Work to do =
Working from the line that contains "Give me a plain-text" down to the last line below, repeat each line exactly.

---------- Entries supplied

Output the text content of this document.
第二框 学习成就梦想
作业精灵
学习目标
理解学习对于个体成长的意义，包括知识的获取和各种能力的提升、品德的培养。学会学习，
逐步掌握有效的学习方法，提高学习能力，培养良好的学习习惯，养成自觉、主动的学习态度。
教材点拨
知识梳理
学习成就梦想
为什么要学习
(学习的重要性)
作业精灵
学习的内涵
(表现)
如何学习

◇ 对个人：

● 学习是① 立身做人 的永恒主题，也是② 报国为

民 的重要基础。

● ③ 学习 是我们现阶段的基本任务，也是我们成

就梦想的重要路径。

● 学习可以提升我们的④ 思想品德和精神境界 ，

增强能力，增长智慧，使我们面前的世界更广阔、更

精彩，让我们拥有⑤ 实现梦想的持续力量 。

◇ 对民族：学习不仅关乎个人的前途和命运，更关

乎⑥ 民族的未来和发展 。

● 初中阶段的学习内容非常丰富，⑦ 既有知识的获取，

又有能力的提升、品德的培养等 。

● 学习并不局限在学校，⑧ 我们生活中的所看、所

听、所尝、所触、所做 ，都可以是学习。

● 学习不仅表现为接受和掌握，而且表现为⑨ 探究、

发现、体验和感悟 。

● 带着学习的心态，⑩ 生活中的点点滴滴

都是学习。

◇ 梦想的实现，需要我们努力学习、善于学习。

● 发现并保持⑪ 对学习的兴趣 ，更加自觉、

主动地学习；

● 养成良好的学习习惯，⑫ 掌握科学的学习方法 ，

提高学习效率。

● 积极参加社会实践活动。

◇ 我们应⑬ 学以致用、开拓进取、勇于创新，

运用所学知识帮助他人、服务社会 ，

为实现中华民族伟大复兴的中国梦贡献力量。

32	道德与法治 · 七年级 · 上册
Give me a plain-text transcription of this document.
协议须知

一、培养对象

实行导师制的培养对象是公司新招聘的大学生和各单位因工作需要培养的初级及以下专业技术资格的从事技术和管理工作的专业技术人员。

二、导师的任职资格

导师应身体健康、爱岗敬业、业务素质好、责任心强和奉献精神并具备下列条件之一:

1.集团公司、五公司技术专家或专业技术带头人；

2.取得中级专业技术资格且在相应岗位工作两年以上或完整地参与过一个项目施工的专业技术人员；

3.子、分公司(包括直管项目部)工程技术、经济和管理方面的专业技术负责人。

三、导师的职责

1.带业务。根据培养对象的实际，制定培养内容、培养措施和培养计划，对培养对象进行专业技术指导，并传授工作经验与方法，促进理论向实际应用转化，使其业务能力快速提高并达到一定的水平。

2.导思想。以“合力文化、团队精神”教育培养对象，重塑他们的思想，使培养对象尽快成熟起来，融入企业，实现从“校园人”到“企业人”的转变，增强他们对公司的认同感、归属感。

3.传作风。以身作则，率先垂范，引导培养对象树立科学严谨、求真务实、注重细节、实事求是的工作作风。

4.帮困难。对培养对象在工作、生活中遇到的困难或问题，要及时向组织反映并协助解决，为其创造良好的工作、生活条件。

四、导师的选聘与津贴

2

--------------------

Output of the task =
Give me a plain-text transcription of this document.
协议须知

一、培养对象

实行导师制的培养对象是公司新招聘的大学生和各单位因工作需要培养的初级及以下专业技术资格的从事技术和管理工作的专业技术人员。

二、导师的任职资格

导师应身体健康、爱岗敬业、业务素质好、责任心强和奉献精神并具备下列条件之一:

1.集团公司、五公司技术专家或专业技术带头人；

2.取得中级专业技术资格且在相应岗位工作两年以上或完整地参与过一个项目施工的专业技术人员；

3.子、分公司(包括直管项目部)工程技术、经济和管理方面的专业技术负责人。

三、导师的职责

1.带业务。根据培养对象的实际，制定培养内容、培养措施和培养计划，对培养对象进行专业技术指导，并传授工作经验与方法，促进理论向实际应用转化，使其业务能力快速提高并达到一定的水平。

2.导思想。以“合力文化、团队精神”教育培养对象，重塑他们的思想，使培养对象尽快成熟起来，融入企业，实现从“校园人”到“企业人”的转变，增强他们对公司的认同感、归属感。

3.传作风。以身作则，率先垂范，引导培养对象树立科学严谨、求真务实、注重细节、实事求是的工作作风。

4.帮困难。对培养对象在工作、生活中遇到的困难或问题，要及时向组织反映并协助解决，为其创造良好的工作、生活条件。

四、导师的选聘与津贴

2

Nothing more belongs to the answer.